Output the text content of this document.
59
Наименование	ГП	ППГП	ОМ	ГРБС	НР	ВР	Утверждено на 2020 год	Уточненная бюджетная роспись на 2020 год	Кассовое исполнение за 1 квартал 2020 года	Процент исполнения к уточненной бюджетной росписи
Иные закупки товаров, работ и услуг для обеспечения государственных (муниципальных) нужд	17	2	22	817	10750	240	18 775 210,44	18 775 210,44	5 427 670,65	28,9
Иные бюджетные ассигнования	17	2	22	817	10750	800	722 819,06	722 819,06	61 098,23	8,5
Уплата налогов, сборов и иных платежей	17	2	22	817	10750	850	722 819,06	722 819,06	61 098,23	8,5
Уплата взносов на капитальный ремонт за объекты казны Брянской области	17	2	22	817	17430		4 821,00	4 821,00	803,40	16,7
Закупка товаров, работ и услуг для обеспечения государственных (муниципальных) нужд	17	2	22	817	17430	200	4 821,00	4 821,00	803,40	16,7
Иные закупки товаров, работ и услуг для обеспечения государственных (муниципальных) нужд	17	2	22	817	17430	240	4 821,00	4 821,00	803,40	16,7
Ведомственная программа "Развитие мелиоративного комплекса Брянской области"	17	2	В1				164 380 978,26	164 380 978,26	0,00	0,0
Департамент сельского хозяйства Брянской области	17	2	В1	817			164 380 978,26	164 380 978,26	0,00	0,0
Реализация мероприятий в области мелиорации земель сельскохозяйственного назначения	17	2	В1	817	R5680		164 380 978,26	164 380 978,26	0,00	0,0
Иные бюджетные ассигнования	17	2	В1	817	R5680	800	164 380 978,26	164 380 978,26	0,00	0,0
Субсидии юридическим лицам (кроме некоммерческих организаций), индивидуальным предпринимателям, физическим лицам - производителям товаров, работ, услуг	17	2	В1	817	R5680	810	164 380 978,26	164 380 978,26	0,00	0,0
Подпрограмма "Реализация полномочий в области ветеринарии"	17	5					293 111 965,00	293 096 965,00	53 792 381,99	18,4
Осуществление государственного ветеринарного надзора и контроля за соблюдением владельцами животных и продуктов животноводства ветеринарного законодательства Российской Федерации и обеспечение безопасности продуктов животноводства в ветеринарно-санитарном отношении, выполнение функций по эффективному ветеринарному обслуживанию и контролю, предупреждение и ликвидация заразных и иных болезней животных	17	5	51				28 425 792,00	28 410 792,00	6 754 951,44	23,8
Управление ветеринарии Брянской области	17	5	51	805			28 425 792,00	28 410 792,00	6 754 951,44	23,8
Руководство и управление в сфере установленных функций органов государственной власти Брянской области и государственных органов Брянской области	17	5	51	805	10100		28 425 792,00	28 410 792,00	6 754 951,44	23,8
⁂
» EXERCISE: Using the data above, say how many lines include "иных". No other reply is needed.

» RESPONSE: 2